= EXERCISE DETAILS =
Lines containing the string "CurrentVersion" are to be counted; report only how many there are.

......

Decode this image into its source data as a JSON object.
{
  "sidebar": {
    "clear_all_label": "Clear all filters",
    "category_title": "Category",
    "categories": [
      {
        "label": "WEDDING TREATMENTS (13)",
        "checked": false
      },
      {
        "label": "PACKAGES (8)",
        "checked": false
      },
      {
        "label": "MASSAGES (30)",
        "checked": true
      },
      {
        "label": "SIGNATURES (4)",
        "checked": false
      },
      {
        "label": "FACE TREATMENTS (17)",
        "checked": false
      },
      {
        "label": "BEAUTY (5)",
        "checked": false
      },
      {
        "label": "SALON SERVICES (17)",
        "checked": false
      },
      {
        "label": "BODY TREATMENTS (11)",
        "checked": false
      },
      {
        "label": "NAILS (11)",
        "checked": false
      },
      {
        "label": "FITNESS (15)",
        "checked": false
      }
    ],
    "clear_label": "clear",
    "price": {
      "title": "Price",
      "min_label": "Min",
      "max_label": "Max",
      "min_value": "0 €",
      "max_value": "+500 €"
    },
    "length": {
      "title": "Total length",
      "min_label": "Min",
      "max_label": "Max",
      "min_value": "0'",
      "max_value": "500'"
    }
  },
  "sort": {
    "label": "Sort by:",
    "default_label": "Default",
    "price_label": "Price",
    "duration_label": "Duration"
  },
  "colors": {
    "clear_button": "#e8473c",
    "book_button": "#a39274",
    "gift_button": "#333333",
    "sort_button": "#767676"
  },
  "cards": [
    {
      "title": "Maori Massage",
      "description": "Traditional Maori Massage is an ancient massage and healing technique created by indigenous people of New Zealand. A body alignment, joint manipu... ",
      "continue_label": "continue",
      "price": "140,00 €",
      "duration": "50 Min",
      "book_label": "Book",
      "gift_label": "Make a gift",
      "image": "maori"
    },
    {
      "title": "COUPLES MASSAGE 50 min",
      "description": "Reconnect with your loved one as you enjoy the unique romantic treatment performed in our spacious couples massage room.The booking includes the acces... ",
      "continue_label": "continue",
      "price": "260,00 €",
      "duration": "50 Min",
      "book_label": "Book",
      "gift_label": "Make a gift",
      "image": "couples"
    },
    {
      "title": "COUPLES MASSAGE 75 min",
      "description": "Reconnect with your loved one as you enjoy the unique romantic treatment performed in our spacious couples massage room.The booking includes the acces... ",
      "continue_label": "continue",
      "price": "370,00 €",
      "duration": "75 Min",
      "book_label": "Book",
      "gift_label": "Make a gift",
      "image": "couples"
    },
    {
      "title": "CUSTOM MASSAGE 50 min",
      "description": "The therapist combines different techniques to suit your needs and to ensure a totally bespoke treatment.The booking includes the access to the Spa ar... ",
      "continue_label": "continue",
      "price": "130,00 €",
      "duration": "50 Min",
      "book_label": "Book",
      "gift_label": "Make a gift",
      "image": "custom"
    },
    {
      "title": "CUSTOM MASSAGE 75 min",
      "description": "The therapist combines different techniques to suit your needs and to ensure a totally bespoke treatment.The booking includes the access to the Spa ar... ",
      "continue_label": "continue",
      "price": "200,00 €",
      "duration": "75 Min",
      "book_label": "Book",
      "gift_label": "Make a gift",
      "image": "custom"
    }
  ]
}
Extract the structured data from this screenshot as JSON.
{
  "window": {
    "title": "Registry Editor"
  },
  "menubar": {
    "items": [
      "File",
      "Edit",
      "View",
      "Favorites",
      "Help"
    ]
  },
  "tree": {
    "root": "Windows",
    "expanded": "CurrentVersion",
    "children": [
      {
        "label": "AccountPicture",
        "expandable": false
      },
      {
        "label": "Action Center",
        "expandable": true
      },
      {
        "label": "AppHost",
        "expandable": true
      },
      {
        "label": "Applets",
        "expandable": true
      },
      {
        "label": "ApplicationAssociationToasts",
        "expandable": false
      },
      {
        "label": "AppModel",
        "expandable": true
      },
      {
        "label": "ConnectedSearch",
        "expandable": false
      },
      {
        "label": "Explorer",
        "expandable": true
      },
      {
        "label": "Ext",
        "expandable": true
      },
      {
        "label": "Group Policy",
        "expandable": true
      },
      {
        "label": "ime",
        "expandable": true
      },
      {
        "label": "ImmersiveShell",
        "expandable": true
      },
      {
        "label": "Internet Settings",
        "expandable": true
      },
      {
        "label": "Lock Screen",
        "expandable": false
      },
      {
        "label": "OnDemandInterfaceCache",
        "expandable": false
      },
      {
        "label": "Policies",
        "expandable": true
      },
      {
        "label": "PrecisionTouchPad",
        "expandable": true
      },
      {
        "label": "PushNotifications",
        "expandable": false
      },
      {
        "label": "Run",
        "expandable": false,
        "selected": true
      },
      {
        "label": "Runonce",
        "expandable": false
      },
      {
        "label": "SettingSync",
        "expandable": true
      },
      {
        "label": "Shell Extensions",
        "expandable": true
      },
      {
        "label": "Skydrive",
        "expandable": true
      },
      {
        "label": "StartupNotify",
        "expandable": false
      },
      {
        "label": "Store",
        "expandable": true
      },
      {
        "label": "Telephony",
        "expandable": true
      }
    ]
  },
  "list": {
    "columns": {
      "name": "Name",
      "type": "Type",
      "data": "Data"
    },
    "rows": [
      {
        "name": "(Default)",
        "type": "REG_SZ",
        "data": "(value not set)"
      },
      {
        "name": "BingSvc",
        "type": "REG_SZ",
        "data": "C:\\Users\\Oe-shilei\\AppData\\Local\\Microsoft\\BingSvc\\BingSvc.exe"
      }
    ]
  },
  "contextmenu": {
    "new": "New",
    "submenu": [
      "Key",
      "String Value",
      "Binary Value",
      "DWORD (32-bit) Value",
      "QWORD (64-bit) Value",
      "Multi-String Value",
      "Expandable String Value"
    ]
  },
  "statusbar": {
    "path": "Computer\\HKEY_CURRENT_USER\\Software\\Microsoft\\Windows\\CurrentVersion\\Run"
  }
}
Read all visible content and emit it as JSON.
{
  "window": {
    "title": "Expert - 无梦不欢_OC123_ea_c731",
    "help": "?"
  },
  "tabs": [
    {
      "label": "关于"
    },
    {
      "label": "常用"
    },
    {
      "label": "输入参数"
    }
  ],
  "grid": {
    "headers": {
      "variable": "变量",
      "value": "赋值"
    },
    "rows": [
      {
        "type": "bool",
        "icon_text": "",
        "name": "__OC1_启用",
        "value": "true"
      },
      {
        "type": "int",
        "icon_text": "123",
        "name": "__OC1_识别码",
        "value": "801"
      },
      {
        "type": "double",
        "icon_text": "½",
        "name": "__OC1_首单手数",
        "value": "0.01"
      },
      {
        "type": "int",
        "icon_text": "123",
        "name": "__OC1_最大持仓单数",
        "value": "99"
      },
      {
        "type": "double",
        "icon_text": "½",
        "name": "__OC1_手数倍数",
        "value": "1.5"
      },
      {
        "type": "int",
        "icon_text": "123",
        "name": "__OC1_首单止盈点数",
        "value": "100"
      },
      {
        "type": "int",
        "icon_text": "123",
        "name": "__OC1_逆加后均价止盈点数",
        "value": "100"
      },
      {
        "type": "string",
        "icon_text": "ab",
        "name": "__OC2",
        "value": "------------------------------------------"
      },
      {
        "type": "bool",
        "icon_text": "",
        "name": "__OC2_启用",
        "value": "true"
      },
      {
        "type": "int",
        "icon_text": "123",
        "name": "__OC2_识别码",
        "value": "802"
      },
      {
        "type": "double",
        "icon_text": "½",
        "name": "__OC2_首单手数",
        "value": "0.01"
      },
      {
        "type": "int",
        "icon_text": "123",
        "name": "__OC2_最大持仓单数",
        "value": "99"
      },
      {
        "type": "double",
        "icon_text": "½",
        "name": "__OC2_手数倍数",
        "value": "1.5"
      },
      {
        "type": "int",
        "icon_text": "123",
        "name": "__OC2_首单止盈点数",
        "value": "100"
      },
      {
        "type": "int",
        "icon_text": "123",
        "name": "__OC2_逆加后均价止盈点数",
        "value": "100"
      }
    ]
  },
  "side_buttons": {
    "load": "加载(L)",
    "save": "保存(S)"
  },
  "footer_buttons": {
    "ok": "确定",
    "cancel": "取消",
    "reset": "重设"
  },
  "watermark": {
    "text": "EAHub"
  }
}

......

= SOLUTION BELOW =
2